Exercise task: Every entry below should be printed exactly, without its images.

Data in this exercise:
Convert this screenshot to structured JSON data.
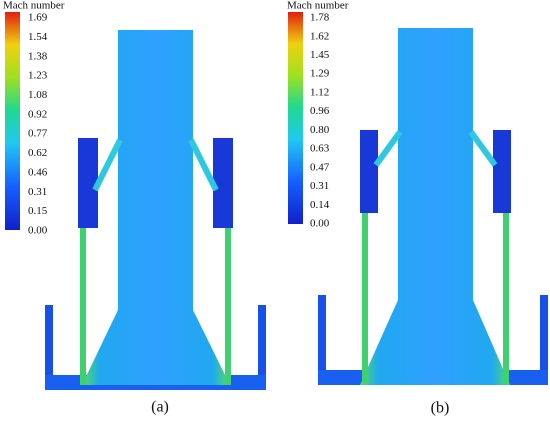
{
  "panels": [
    {
      "legend_title": "Mach number",
      "legend_labels": [
        "1.69",
        "1.54",
        "1.38",
        "1.23",
        "1.08",
        "0.92",
        "0.77",
        "0.62",
        "0.46",
        "0.31",
        "0.15",
        "0.00"
      ],
      "caption": "(a)"
    },
    {
      "legend_title": "Mach number",
      "legend_labels": [
        "1.78",
        "1.62",
        "1.45",
        "1.29",
        "1.12",
        "0.96",
        "0.80",
        "0.63",
        "0.47",
        "0.31",
        "0.14",
        "0.00"
      ],
      "caption": "(b)"
    }
  ]
}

Written solution:
Convert this screenshot to structured JSON data.
{
  "panels": [
    {
      "legend_title": "Mach number",
      "legend_labels": [
        "1.69",
        "1.54",
        "1.38",
        "1.23",
        "1.08",
        "0.92",
        "0.77",
        "0.62",
        "0.46",
        "0.31",
        "0.15",
        "0.00"
      ],
      "caption": "(a)"
    },
    {
      "legend_title": "Mach number",
      "legend_labels": [
        "1.78",
        "1.62",
        "1.45",
        "1.29",
        "1.12",
        "0.96",
        "0.80",
        "0.63",
        "0.47",
        "0.31",
        "0.14",
        "0.00"
      ],
      "caption": "(b)"
    }
  ]
}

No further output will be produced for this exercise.